**Set task:** Your task is to repeat all of the data exactly while excluding the pictures.
+++ Dataset extract +++
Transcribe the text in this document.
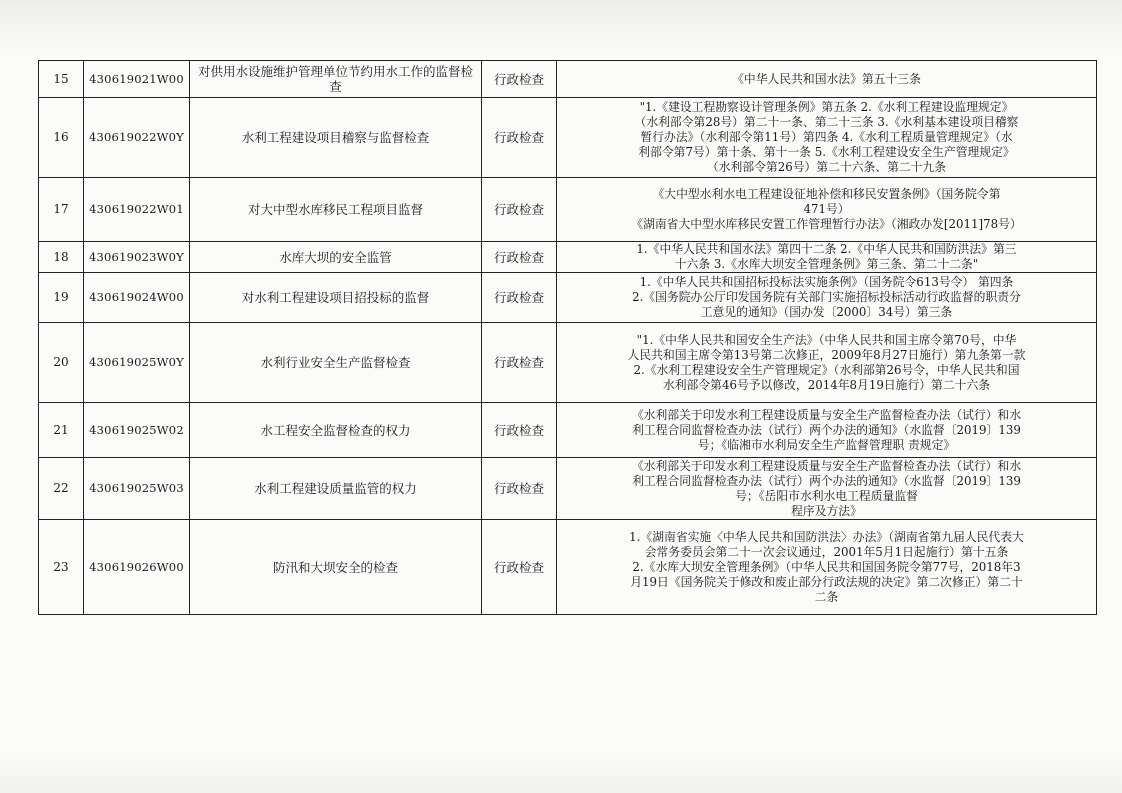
15	430619021W00	对供用水设施维护管理单位节约用水工作的监督检查	行政检查	《中华人民共和国水法》第五十三条

16	430619022W0Y	水利工程建设项目稽察与监督检查	行政检查	"1.《建设工程勘察设计管理条例》第五条 2.《水利工程建设监理规定》
（水利部令第28号）第二十一条、第二十三条 3.《水利基本建设项目稽察
暂行办法》（水利部令第11号）第四条 4.《水利工程质量管理规定》（水
利部令第7号）第十条、第十一条 5.《水利工程建设安全生产管理规定》
（水利部令第26号）第二十六条、第二十九条

17	430619022W01	对大中型水库移民工程项目监督	行政检查	《大中型水利水电工程建设征地补偿和移民安置条例》（国务院令第
471号）
《湖南省大中型水库移民安置工作管理暂行办法》（湘政办发[2011]78号）

18	430619023W0Y	水库大坝的安全监管	行政检查	1.《中华人民共和国水法》第四十二条 2.《中华人民共和国防洪法》第三
十六条 3.《水库大坝安全管理条例》第三条、第二十二条"

19	430619024W00	对水利工程建设项目招投标的监督	行政检查	1.《中华人民共和国招标投标法实施条例》（国务院令613号令） 第四条
2.《国务院办公厅印发国务院有关部门实施招标投标活动行政监督的职责分
工意见的通知》（国办发〔2000〕34号）第三条

20	430619025W0Y	水利行业安全生产监督检查	行政检查	"1.《中华人民共和国安全生产法》（中华人民共和国主席令第70号，中华
人民共和国主席令第13号第二次修正，2009年8月27日施行）第九条第一款
2.《水利工程建设安全生产管理规定》（水利部第26号令，中华人民共和国
水利部令第46号予以修改，2014年8月19日施行）第二十六条

21	430619025W02	水工程安全监督检查的权力	行政检查	《水利部关于印发水利工程建设质量与安全生产监督检查办法（试行）和水
利工程合同监督检查办法（试行）两个办法的通知》（水监督〔2019〕139
号；《临湘市水利局安全生产监督管理职 责规定》

22	430619025W03	水利工程建设质量监管的权力	行政检查	《水利部关于印发水利工程建设质量与安全生产监督检查办法（试行）和水
利工程合同监督检查办法（试行）两个办法的通知》（水监督〔2019〕139
号；《岳阳市水利水电工程质量监督
程序及方法》

23	430619026W00	防汛和大坝安全的检查	行政检查	1.《湖南省实施〈中华人民共和国防洪法〉办法》（湖南省第九届人民代表大
会常务委员会第二十一次会议通过，2001年5月1日起施行）第十五条
2.《水库大坝安全管理条例》（中华人民共和国国务院令第77号，2018年3
月19日《国务院关于修改和废止部分行政法规的决定》第二次修正）第二十
二条
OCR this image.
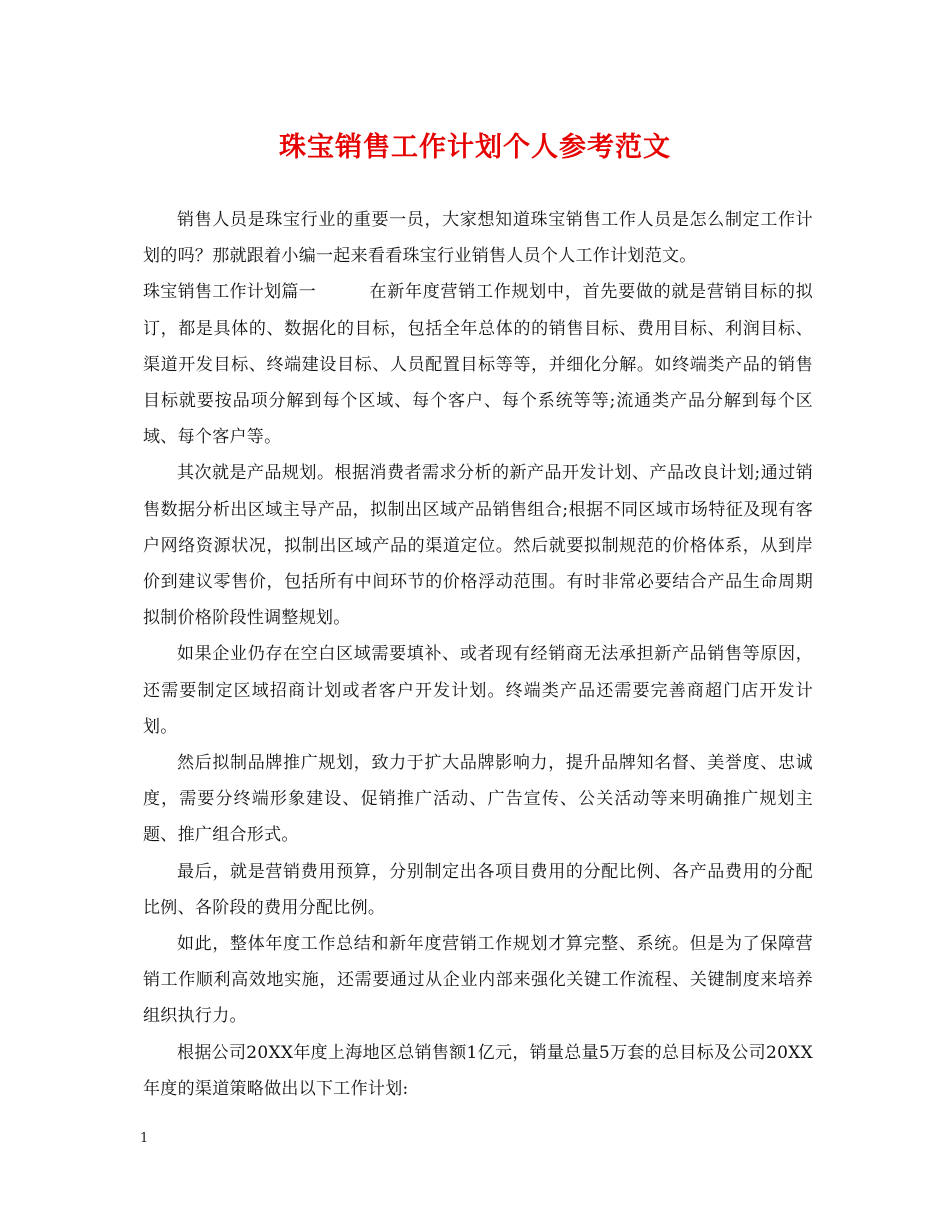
珠宝销售工作计划个人参考范文

销售人员是珠宝行业的重要一员，大家想知道珠宝销售工作人员是怎么制定工作计划的吗？那就跟着小编一起来看看珠宝行业销售人员个人工作计划范文。

珠宝销售工作计划篇一	在新年度营销工作规划中，首先要做的就是营销目标的拟订，都是具体的、数据化的目标，包括全年总体的的销售目标、费用目标、利润目标、渠道开发目标、终端建设目标、人员配置目标等等，并细化分解。如终端类产品的销售目标就要按品项分解到每个区域、每个客户、每个系统等等;流通类产品分解到每个区域、每个客户等。

其次就是产品规划。根据消费者需求分析的新产品开发计划、产品改良计划;通过销售数据分析出区域主导产品，拟制出区域产品销售组合;根据不同区域市场特征及现有客户网络资源状况，拟制出区域产品的渠道定位。然后就要拟制规范的价格体系，从到岸价到建议零售价，包括所有中间环节的价格浮动范围。有时非常必要结合产品生命周期拟制价格阶段性调整规划。

如果企业仍存在空白区域需要填补、或者现有经销商无法承担新产品销售等原因，还需要制定区域招商计划或者客户开发计划。终端类产品还需要完善商超门店开发计划。

然后拟制品牌推广规划，致力于扩大品牌影响力，提升品牌知名督、美誉度、忠诚度，需要分终端形象建设、促销推广活动、广告宣传、公关活动等来明确推广规划主题、推广组合形式。

最后，就是营销费用预算，分别制定出各项目费用的分配比例、各产品费用的分配比例、各阶段的费用分配比例。

如此，整体年度工作总结和新年度营销工作规划才算完整、系统。但是为了保障营销工作顺利高效地实施，还需要通过从企业内部来强化关键工作流程、关键制度来培养组织执行力。

根据公司20XX年度上海地区总销售额1亿元，销量总量5万套的总目标及公司20XX年度的渠道策略做出以下工作计划:

1
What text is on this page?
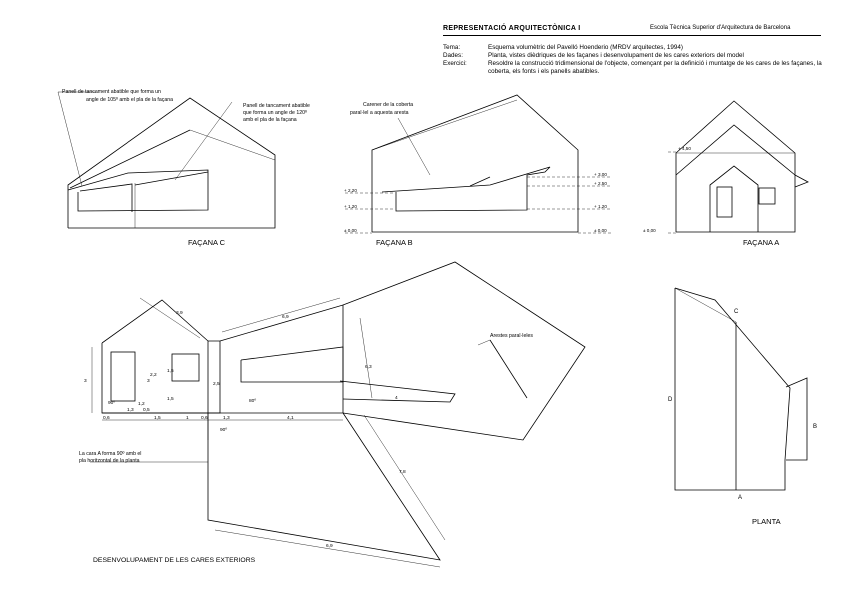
REPRESENTACIÓ ARQUITECTÒNICA I	Escola Tècnica Superior d'Arquitectura de Barcelona
Tema:	Esquema volumètric del Pavelló Hoenderio (MRDV arquitectes, 1994)
Dades:	Planta, vistes dièdriques de les façanes i desenvolupament de les cares exteriors del model
Exercici:	Resoldre la construcció tridimensional de l'objecte, començant per la definició i muntatge de les cares de les façanes, la coberta, els fonts i els panells abatibles.
FAÇANA C
Panell de tancament abatible que forma un
angle de 105º amb el pla de la façana
Panell de tancament abatible
que forma un angle de 120º
amb el pla de la façana
FAÇANA B
Carener de la coberta
paral·lel a aquesta aresta
+ 2,20
+ 1,20
± 0,00
+ 3,00
+ 2,50
+ 1,20
± 0,00
FAÇANA A
+ 4,50
± 0,00
PLANTA
A
B
C
D
DESENVOLUPAMENT DE LES CARES EXTERIORS
La cara A forma 90º amb el
pla horitzontal de la planta
Arestes paral·leles
3,9
3	3
2,2
1,5
1,5
1,2
0,6	1,5	1	0,6	1,3
0,5
2,5
1,3
4,1
6,9
6,3
4
7,8
6,9
90º	80º
90º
+++
**Completed task:**
Transcribe the text in this document.
15	430619021W00	对供用水设施维护管理单位节约用水工作的监督检查	行政检查	《中华人民共和国水法》第五十三条

16	430619022W0Y	水利工程建设项目稽察与监督检查	行政检查	"1.《建设工程勘察设计管理条例》第五条 2.《水利工程建设监理规定》
（水利部令第28号）第二十一条、第二十三条 3.《水利基本建设项目稽察
暂行办法》（水利部令第11号）第四条 4.《水利工程质量管理规定》（水
利部令第7号）第十条、第十一条 5.《水利工程建设安全生产管理规定》
（水利部令第26号）第二十六条、第二十九条

17	430619022W01	对大中型水库移民工程项目监督	行政检查	《大中型水利水电工程建设征地补偿和移民安置条例》（国务院令第
471号）
《湖南省大中型水库移民安置工作管理暂行办法》（湘政办发[2011]78号）

18	430619023W0Y	水库大坝的安全监管	行政检查	1.《中华人民共和国水法》第四十二条 2.《中华人民共和国防洪法》第三
十六条 3.《水库大坝安全管理条例》第三条、第二十二条"

19	430619024W00	对水利工程建设项目招投标的监督	行政检查	1.《中华人民共和国招标投标法实施条例》（国务院令613号令） 第四条
2.《国务院办公厅印发国务院有关部门实施招标投标活动行政监督的职责分
工意见的通知》（国办发〔2000〕34号）第三条

20	430619025W0Y	水利行业安全生产监督检查	行政检查	"1.《中华人民共和国安全生产法》（中华人民共和国主席令第70号，中华
人民共和国主席令第13号第二次修正，2009年8月27日施行）第九条第一款
2.《水利工程建设安全生产管理规定》（水利部第26号令，中华人民共和国
水利部令第46号予以修改，2014年8月19日施行）第二十六条

21	430619025W02	水工程安全监督检查的权力	行政检查	《水利部关于印发水利工程建设质量与安全生产监督检查办法（试行）和水
利工程合同监督检查办法（试行）两个办法的通知》（水监督〔2019〕139
号；《临湘市水利局安全生产监督管理职 责规定》

22	430619025W03	水利工程建设质量监管的权力	行政检查	《水利部关于印发水利工程建设质量与安全生产监督检查办法（试行）和水
利工程合同监督检查办法（试行）两个办法的通知》（水监督〔2019〕139
号；《岳阳市水利水电工程质量监督
程序及方法》

23	430619026W00	防汛和大坝安全的检查	行政检查	1.《湖南省实施〈中华人民共和国防洪法〉办法》（湖南省第九届人民代表大
会常务委员会第二十一次会议通过，2001年5月1日起施行）第十五条
2.《水库大坝安全管理条例》（中华人民共和国国务院令第77号，2018年3
月19日《国务院关于修改和废止部分行政法规的决定》第二次修正）第二十
二条
OCR this image.
珠宝销售工作计划个人参考范文

销售人员是珠宝行业的重要一员，大家想知道珠宝销售工作人员是怎么制定工作计划的吗？那就跟着小编一起来看看珠宝行业销售人员个人工作计划范文。

珠宝销售工作计划篇一	在新年度营销工作规划中，首先要做的就是营销目标的拟订，都是具体的、数据化的目标，包括全年总体的的销售目标、费用目标、利润目标、渠道开发目标、终端建设目标、人员配置目标等等，并细化分解。如终端类产品的销售目标就要按品项分解到每个区域、每个客户、每个系统等等;流通类产品分解到每个区域、每个客户等。

其次就是产品规划。根据消费者需求分析的新产品开发计划、产品改良计划;通过销售数据分析出区域主导产品，拟制出区域产品销售组合;根据不同区域市场特征及现有客户网络资源状况，拟制出区域产品的渠道定位。然后就要拟制规范的价格体系，从到岸价到建议零售价，包括所有中间环节的价格浮动范围。有时非常必要结合产品生命周期拟制价格阶段性调整规划。

如果企业仍存在空白区域需要填补、或者现有经销商无法承担新产品销售等原因，还需要制定区域招商计划或者客户开发计划。终端类产品还需要完善商超门店开发计划。

然后拟制品牌推广规划，致力于扩大品牌影响力，提升品牌知名督、美誉度、忠诚度，需要分终端形象建设、促销推广活动、广告宣传、公关活动等来明确推广规划主题、推广组合形式。

最后，就是营销费用预算，分别制定出各项目费用的分配比例、各产品费用的分配比例、各阶段的费用分配比例。

如此，整体年度工作总结和新年度营销工作规划才算完整、系统。但是为了保障营销工作顺利高效地实施，还需要通过从企业内部来强化关键工作流程、关键制度来培养组织执行力。

根据公司20XX年度上海地区总销售额1亿元，销量总量5万套的总目标及公司20XX年度的渠道策略做出以下工作计划:

1
What text is on this page?
REPRESENTACIÓ ARQUITECTÒNICA I	Escola Tècnica Superior d'Arquitectura de Barcelona
Tema:	Esquema volumètric del Pavelló Hoenderio (MRDV arquitectes, 1994)
Dades:	Planta, vistes dièdriques de les façanes i desenvolupament de les cares exteriors del model
Exercici:	Resoldre la construcció tridimensional de l'objecte, començant per la definició i muntatge de les cares de les façanes, la coberta, els fonts i els panells abatibles.
FAÇANA C
Panell de tancament abatible que forma un
angle de 105º amb el pla de la façana
Panell de tancament abatible
que forma un angle de 120º
amb el pla de la façana
FAÇANA B
Carener de la coberta
paral·lel a aquesta aresta
+ 2,20
+ 1,20
± 0,00
+ 3,00
+ 2,50
+ 1,20
± 0,00
FAÇANA A
+ 4,50
± 0,00
PLANTA
A
B
C
D
DESENVOLUPAMENT DE LES CARES EXTERIORS
La cara A forma 90º amb el
pla horitzontal de la planta
Arestes paral·leles
3,9
3	3
2,2
1,5
1,5
1,2
0,6	1,5	1	0,6	1,3
0,5
2,5
1,3
4,1
6,9
6,3
4
7,8
6,9
90º	80º
90º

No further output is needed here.